WHAT TO PRODUCE: From the listing below, return each line that includes "Height".

Stored items from a collection

# # # # # # #

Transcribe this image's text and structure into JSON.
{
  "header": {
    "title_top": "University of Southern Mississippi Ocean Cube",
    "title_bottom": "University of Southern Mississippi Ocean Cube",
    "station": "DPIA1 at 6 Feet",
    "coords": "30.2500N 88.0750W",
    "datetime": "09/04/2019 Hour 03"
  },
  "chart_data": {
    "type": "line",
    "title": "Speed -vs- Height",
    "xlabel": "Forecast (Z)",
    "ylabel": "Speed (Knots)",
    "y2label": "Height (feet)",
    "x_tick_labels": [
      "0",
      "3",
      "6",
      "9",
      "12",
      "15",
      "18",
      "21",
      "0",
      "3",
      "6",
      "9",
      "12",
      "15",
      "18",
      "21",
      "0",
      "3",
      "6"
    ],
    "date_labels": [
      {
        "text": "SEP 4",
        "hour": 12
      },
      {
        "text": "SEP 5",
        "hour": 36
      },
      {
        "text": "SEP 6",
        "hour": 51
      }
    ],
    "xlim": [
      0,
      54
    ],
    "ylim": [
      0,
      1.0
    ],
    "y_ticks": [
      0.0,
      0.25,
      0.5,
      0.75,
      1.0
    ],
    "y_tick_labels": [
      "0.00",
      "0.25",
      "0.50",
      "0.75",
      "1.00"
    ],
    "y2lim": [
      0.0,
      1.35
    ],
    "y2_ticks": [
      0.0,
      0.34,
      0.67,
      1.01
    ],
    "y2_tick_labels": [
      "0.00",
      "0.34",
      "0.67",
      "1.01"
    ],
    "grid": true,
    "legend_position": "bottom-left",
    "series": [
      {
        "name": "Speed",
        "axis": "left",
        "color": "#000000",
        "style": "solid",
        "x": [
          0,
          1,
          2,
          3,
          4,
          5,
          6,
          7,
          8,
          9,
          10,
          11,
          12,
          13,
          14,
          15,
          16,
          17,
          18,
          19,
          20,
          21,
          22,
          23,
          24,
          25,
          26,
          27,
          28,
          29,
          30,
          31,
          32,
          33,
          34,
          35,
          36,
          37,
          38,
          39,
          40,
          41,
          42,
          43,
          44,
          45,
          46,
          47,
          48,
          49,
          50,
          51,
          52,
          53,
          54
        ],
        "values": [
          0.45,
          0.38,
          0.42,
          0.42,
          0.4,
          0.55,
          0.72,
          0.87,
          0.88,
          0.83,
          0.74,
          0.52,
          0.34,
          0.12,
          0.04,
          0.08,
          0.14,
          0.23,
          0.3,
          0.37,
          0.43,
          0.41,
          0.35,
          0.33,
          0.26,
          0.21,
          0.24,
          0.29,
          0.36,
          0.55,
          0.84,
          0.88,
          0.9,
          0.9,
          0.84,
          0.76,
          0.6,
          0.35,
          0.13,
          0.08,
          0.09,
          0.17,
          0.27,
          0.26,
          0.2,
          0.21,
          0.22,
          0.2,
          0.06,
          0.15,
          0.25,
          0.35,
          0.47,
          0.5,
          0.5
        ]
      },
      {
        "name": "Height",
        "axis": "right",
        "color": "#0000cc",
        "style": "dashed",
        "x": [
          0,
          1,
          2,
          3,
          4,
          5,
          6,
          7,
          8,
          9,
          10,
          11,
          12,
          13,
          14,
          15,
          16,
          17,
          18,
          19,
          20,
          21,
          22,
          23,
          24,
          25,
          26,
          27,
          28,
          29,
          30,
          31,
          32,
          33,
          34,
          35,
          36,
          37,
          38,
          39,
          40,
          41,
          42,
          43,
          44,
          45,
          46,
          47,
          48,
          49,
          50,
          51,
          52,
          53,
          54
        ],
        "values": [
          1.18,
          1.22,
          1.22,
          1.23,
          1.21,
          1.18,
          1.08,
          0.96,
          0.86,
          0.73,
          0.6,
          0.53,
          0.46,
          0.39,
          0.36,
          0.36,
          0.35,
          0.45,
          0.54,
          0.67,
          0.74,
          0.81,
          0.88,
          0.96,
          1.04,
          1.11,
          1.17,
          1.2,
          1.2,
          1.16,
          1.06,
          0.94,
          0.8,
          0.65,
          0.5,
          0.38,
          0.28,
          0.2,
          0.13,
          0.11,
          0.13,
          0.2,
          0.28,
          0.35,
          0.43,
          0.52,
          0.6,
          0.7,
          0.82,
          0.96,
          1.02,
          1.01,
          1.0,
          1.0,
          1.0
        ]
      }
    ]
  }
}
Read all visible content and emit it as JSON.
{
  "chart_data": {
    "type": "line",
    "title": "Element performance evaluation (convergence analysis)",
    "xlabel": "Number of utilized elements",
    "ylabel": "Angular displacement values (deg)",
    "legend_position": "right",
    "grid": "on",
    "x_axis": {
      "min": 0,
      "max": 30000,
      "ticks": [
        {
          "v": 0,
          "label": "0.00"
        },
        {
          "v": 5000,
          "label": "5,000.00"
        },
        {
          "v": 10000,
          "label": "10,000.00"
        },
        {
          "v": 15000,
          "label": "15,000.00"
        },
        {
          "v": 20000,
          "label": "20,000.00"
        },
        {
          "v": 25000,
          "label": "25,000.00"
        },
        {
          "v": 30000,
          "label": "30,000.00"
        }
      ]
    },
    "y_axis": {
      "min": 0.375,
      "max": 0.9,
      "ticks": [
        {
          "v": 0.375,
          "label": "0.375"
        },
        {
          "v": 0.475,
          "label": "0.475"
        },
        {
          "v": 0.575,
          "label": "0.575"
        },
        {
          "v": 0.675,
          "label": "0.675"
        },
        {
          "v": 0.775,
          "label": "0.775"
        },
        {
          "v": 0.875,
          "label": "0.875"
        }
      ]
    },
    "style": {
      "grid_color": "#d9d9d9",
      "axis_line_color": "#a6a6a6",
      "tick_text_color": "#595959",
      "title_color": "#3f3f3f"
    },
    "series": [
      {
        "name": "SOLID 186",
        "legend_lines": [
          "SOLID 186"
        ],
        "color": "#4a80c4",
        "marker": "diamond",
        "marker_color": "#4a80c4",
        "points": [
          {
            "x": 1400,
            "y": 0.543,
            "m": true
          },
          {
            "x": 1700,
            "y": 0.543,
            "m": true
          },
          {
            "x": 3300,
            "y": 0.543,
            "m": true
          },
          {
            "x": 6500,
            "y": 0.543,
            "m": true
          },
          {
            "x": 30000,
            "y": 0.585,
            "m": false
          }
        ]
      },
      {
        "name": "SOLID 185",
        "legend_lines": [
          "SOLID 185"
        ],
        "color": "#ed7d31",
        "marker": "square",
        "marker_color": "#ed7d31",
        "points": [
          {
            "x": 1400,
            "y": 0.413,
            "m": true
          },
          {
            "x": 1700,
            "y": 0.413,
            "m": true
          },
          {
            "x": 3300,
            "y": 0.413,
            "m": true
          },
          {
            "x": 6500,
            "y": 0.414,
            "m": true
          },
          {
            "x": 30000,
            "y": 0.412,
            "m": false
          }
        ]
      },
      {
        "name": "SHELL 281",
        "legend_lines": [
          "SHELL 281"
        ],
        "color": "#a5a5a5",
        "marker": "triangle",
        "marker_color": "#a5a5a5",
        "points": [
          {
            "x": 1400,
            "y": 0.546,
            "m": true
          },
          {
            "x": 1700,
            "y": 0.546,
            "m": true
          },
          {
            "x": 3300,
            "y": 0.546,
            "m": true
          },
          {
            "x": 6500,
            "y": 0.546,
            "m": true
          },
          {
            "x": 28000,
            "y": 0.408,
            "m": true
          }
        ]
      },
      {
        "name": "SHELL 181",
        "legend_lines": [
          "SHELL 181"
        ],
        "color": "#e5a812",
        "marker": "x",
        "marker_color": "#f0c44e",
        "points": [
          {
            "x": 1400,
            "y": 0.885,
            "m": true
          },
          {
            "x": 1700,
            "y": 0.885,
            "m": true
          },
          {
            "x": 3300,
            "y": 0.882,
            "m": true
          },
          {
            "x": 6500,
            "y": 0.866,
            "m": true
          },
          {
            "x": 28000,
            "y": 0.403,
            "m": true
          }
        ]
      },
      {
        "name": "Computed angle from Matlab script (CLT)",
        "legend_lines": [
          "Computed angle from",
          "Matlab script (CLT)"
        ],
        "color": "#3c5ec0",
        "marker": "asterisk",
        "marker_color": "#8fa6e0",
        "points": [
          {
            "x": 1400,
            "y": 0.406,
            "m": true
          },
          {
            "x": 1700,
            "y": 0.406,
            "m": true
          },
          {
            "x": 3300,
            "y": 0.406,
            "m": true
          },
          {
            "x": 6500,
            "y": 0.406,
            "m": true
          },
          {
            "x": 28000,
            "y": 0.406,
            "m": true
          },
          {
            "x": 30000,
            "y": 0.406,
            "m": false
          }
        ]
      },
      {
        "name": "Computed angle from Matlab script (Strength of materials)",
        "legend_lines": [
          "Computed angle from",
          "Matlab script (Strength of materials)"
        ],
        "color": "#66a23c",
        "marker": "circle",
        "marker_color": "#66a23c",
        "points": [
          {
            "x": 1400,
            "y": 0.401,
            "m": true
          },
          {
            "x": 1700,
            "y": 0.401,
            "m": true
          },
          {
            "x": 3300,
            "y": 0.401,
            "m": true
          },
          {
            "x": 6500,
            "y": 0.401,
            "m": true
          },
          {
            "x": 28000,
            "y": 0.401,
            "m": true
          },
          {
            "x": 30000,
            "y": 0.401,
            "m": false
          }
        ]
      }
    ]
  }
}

# # # # # # #

SOLUTION FOR THIS EXERCISE:
    "title": "Speed -vs- Height",
    "y2label": "Height (feet)",
        "name": "Height",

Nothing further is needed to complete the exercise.